WHAT TO WORK ON: Using the entries below, quote exactly the span of lines that begins with the line containing "What does this" and ends with the final line.

MATERIAL PROVIDED:
╭──

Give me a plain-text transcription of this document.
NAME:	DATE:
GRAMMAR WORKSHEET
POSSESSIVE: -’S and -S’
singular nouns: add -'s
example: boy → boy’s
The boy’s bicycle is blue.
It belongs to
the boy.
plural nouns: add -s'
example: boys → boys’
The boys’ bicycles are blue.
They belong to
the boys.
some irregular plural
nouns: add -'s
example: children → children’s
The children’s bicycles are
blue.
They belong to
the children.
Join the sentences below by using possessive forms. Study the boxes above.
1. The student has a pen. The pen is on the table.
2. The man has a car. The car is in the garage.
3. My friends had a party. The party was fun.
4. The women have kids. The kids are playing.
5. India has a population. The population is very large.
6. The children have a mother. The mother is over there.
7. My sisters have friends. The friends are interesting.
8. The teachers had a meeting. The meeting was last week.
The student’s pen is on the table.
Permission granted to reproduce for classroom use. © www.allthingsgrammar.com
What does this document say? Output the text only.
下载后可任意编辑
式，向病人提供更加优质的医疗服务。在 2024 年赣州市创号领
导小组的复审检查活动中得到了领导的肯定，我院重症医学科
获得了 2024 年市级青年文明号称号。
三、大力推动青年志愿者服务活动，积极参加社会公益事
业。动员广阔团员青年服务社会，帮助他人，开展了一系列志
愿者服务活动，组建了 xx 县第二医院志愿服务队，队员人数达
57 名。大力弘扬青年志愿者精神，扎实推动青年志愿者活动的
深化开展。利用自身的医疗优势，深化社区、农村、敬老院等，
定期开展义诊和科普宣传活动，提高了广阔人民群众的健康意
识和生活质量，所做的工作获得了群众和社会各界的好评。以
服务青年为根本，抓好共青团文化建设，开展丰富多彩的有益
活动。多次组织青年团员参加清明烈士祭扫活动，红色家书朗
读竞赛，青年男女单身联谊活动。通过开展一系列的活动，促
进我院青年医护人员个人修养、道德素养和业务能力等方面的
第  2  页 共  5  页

╰──

OUTPUT OF THE TASK:
What does this document say? Output the text only.
下载后可任意编辑
式，向病人提供更加优质的医疗服务。在 2024 年赣州市创号领
导小组的复审检查活动中得到了领导的肯定，我院重症医学科
获得了 2024 年市级青年文明号称号。
三、大力推动青年志愿者服务活动，积极参加社会公益事
业。动员广阔团员青年服务社会，帮助他人，开展了一系列志
愿者服务活动，组建了 xx 县第二医院志愿服务队，队员人数达
57 名。大力弘扬青年志愿者精神，扎实推动青年志愿者活动的
深化开展。利用自身的医疗优势，深化社区、农村、敬老院等，
定期开展义诊和科普宣传活动，提高了广阔人民群众的健康意
识和生活质量，所做的工作获得了群众和社会各界的好评。以
服务青年为根本，抓好共青团文化建设，开展丰富多彩的有益
活动。多次组织青年团员参加清明烈士祭扫活动，红色家书朗
读竞赛，青年男女单身联谊活动。通过开展一系列的活动，促
进我院青年医护人员个人修养、道德素养和业务能力等方面的
第  2  页 共  5  页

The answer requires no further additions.